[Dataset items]
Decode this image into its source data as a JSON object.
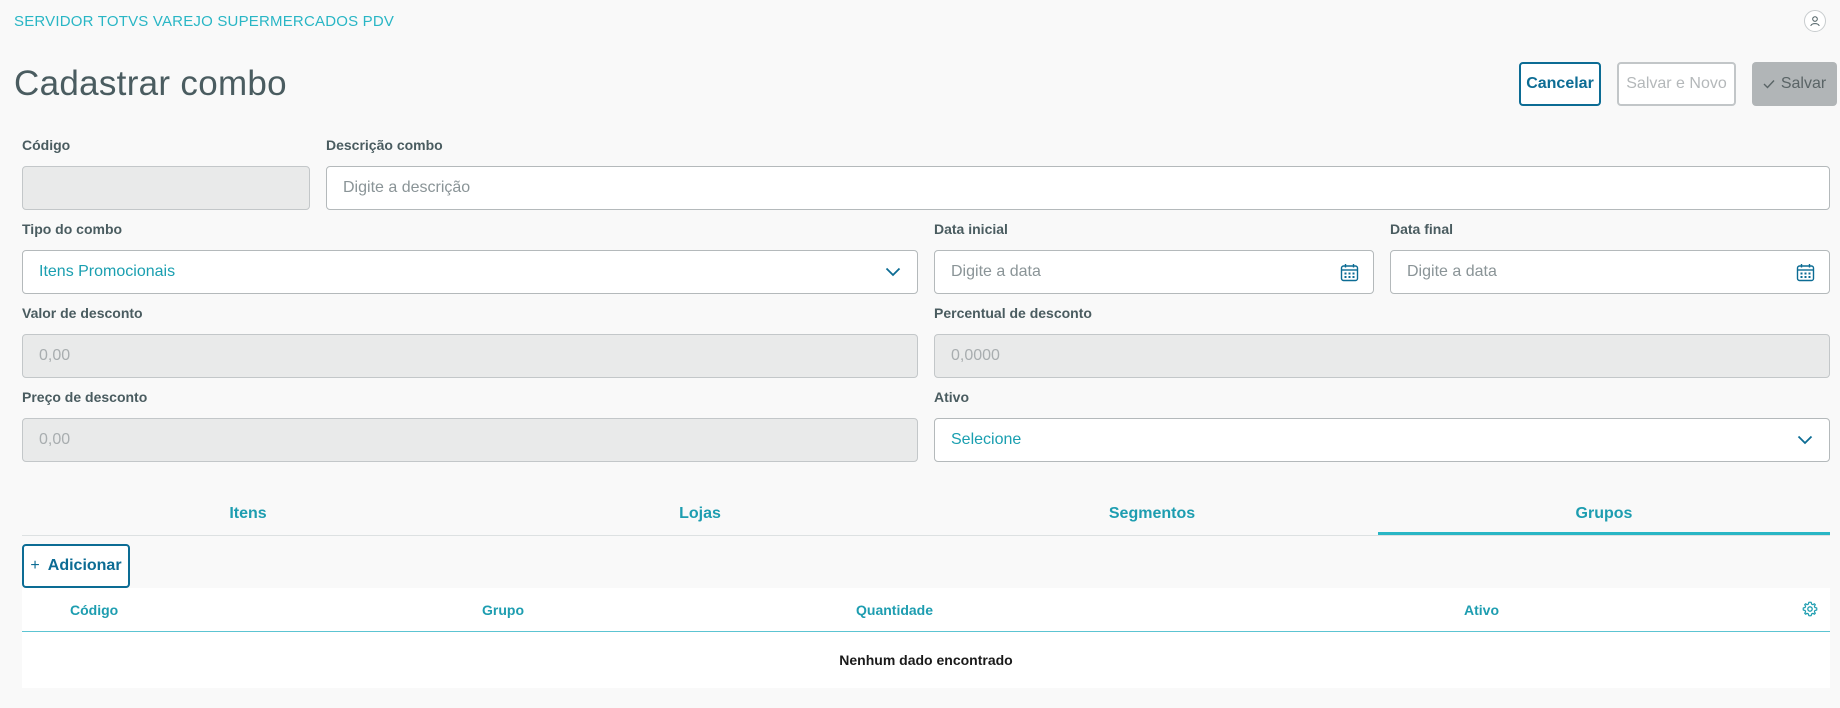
{
  "header": {
    "app_title": "SERVIDOR TOTVS VAREJO SUPERMERCADOS PDV"
  },
  "page": {
    "title": "Cadastrar combo"
  },
  "actions": {
    "cancel": "Cancelar",
    "save_new": "Salvar e Novo",
    "save": "Salvar"
  },
  "form": {
    "codigo": {
      "label": "Código",
      "value": ""
    },
    "descricao": {
      "label": "Descrição combo",
      "placeholder": "Digite a descrição"
    },
    "tipo": {
      "label": "Tipo do combo",
      "value": "Itens Promocionais"
    },
    "data_inicial": {
      "label": "Data inicial",
      "placeholder": "Digite a data"
    },
    "data_final": {
      "label": "Data final",
      "placeholder": "Digite a data"
    },
    "valor_desconto": {
      "label": "Valor de desconto",
      "value": "0,00"
    },
    "percentual_desconto": {
      "label": "Percentual de desconto",
      "value": "0,0000"
    },
    "preco_desconto": {
      "label": "Preço de desconto",
      "value": "0,00"
    },
    "ativo": {
      "label": "Ativo",
      "value": "Selecione"
    }
  },
  "tabs": [
    {
      "label": "Itens",
      "active": false
    },
    {
      "label": "Lojas",
      "active": false
    },
    {
      "label": "Segmentos",
      "active": false
    },
    {
      "label": "Grupos",
      "active": true
    }
  ],
  "grid": {
    "add_label": "Adicionar",
    "columns": [
      "Código",
      "Grupo",
      "Quantidade",
      "Ativo"
    ],
    "empty_text": "Nenhum dado encontrado"
  },
  "colors": {
    "primary": "#0c6c94",
    "accent": "#29b6c5",
    "link": "#1d9db0"
  }
}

Problem to work on. Extract the full listing above verbatim; pictures are to be left out of the copy.

Result below.
Decode this image into its source data as a JSON object.
{
  "header": {
    "app_title": "SERVIDOR TOTVS VAREJO SUPERMERCADOS PDV"
  },
  "page": {
    "title": "Cadastrar combo"
  },
  "actions": {
    "cancel": "Cancelar",
    "save_new": "Salvar e Novo",
    "save": "Salvar"
  },
  "form": {
    "codigo": {
      "label": "Código",
      "value": ""
    },
    "descricao": {
      "label": "Descrição combo",
      "placeholder": "Digite a descrição"
    },
    "tipo": {
      "label": "Tipo do combo",
      "value": "Itens Promocionais"
    },
    "data_inicial": {
      "label": "Data inicial",
      "placeholder": "Digite a data"
    },
    "data_final": {
      "label": "Data final",
      "placeholder": "Digite a data"
    },
    "valor_desconto": {
      "label": "Valor de desconto",
      "value": "0,00"
    },
    "percentual_desconto": {
      "label": "Percentual de desconto",
      "value": "0,0000"
    },
    "preco_desconto": {
      "label": "Preço de desconto",
      "value": "0,00"
    },
    "ativo": {
      "label": "Ativo",
      "value": "Selecione"
    }
  },
  "tabs": [
    {
      "label": "Itens",
      "active": false
    },
    {
      "label": "Lojas",
      "active": false
    },
    {
      "label": "Segmentos",
      "active": false
    },
    {
      "label": "Grupos",
      "active": true
    }
  ],
  "grid": {
    "add_label": "Adicionar",
    "columns": [
      "Código",
      "Grupo",
      "Quantidade",
      "Ativo"
    ],
    "empty_text": "Nenhum dado encontrado"
  },
  "colors": {
    "primary": "#0c6c94",
    "accent": "#29b6c5",
    "link": "#1d9db0"
  }
}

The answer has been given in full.